▸ **GIVEN EXERCISE A**: Using the review of The Judas Kiss, decide whether each statement agrees with it: (i) the play's first act is set in Naples; (ii) Charlie Rowe plays Lord Alfred Douglas; (iii) the play had its Broadway debut in 2012. Answer yes or no for each, and quote the deciding words of the review.
▸ **GIVEN EXERCISE B**: List every actor the review of The Judas Kiss names as performing in the production.

▸ **SOURCE**:
>> Begin

As Oscar Wilde in David Hare’s 2012 revision of his play The Judas Kiss, Rupert Everett has found the role of his career. Though he’ll always be more famous for films such as My Best Friend’s Wedding, his terrific performance in the production visiting BAM helps resurrect a play by the prolific author of Plenty and Skylight that had less impact in its Broadway debut in 1998. 

Neil Armfield's staging has given Hare’s play the heft of real tragedy. The Judas Kiss is set at two pivotal points in Wilde’s life: the first act takes place the day he is arrested at the Cadogan Hotel for gross indecency, following the collapse of his 1895 libel case against the Marquess of Queensberry, father of Wilde’s younger lover, Lord Alfred Douglas, aka Bosie. The second takes place two years later, after Wilde has left prison and has settled with Bosie in Naples, living hand-to-mouth.

In both halves Wilde is seen to undermine his own best interests, all for the love of Bosie, played by Charlie Rowe as an arrogant, narcissistic worm in a light blue suit. (Costume designer Sue Blane clearly knows her stuff; it’s a color long associated with homosexuals.) The first act revolves around Wilde’s refusal to leave England, even as his old friend and ex-lover Robbie Ross (Cal MacAninch) urges him to. Yet Wilde foolishly won’t take the carriage that awaits to spirit him to the Continent.

Instead, Wilde tries his best to be unflappable, tossing off witticisms and demanding a meal of lobster before the police arrive to arrest him. Everett handles the timing and the wit with ease, and he’s physically right as well: tall, and in a fat suit, a bit stout, just like Wilde. He claims to foresee what is going to happen, yet, he says, “I have always had a low opinion of what is called action.” It's a witticism that contradicts his reckless decision to sue Queensberry for libel after being called a “sodomite.” Nonetheless, Everett inhabits the contradictions, the wit, the passion and the foolishness, in a multifaceted, riveting performance.

He’s equally as good in Act II, sitting almost the whole time in a straw hat and lap blanket on a chair in Naples. He and Bosie are in a lowdown hotel, and Bosie is picking up tricks. Tom Colley as an Italian fisherman is one of them; he spends most of his considerable stage time demonstrating that he has no body fat whatsoever. The frank nudity contrasts neatly with the scene that opens the play, when Alister Cameron’s dryly indulgent concierge Moffatt discovers his staffers, Arthur and Phoebe (Elliot Balchin and Jessie Hills), having sex in the darkened room taken by the Wilde entourage. Before Arthur leaves, Moffatt says they must have a talk about the situation later. Twisting a towel around his hand and snapping it ever so slightly, as if it were a riding crop, he warns, “I shall need to reprimand you in person.” His sexual impulses are glimpsed for only a moment, but it’s typical of Armfield’s detail. The contrast between the unruffled acceptance of heterosexuality vs. the disdain for homosexuality, as well as English repression vs. the later Italian vigor, enriches the story.

>> End

▸ **RAW DATA**:
>> Begin

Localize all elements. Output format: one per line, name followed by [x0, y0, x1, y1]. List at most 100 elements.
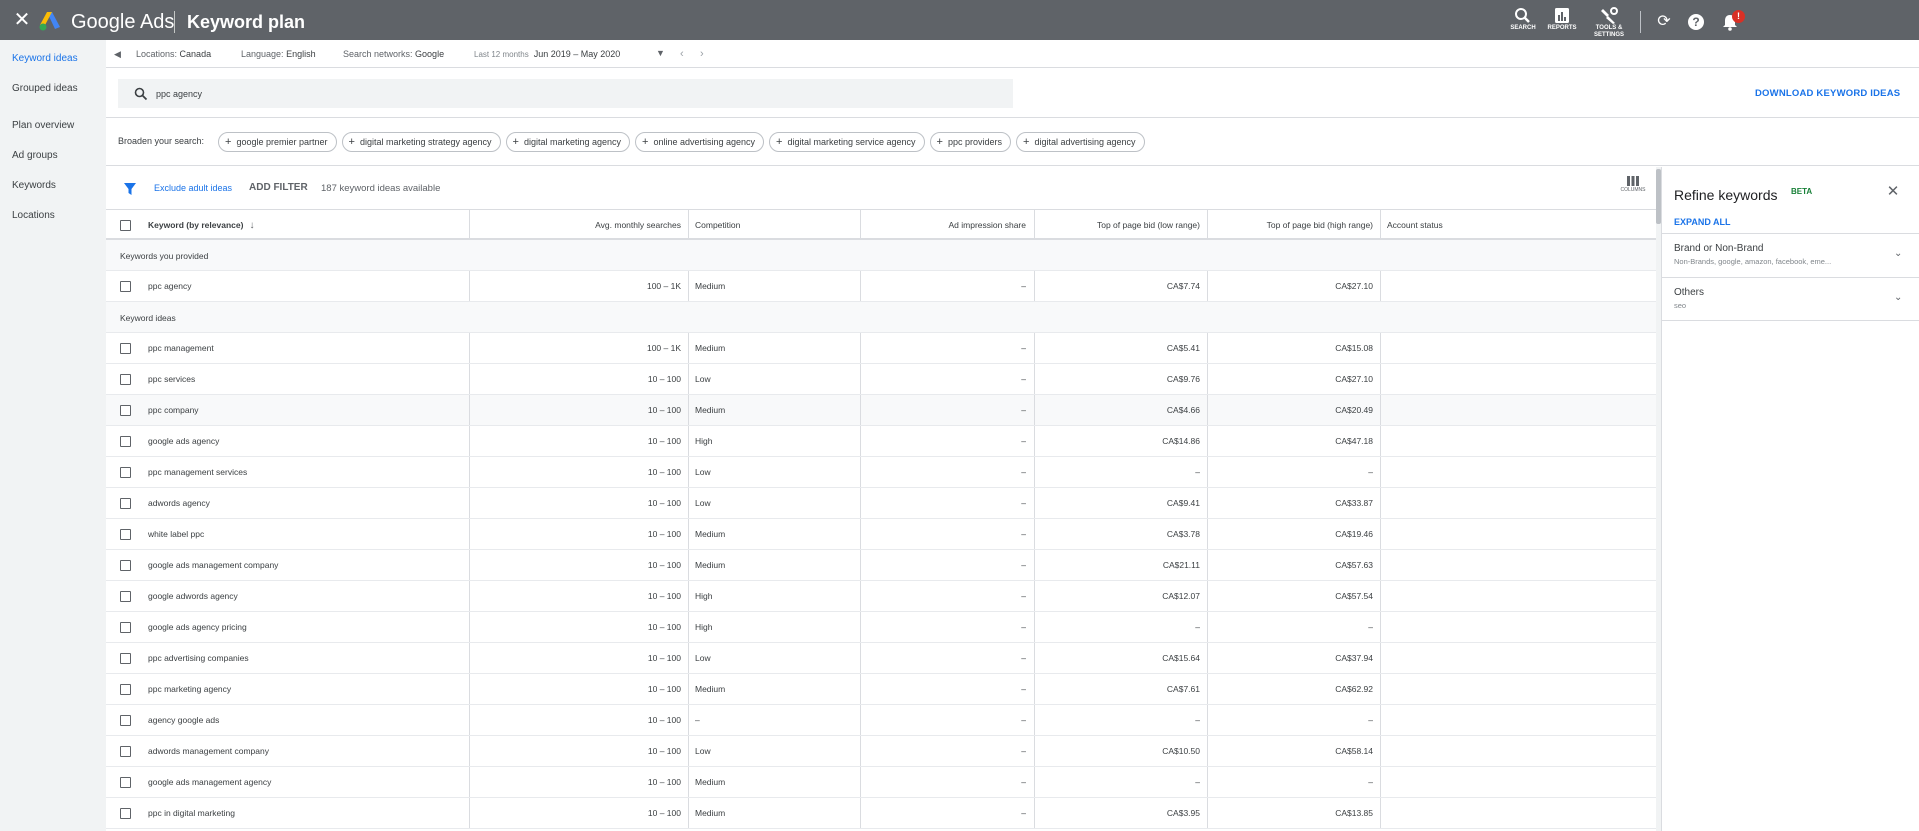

>> End

▸ **EXERCISE ANSWER A**:
(i) No: "the first act takes place the day he is arrested at the Cadogan Hotel for gross indecency"
(ii) Yes: "Bosie, played by Charlie Rowe as an arrogant, narcissistic worm in a light blue suit"
(iii) No: "had less impact in its Broadway debut in 1998"

▸ **EXERCISE ANSWER B**: Rupert Everett, Charlie Rowe, Cal MacAninch, Tom Colley, Alister Cameron, Elliot Balchin, Jessie Hills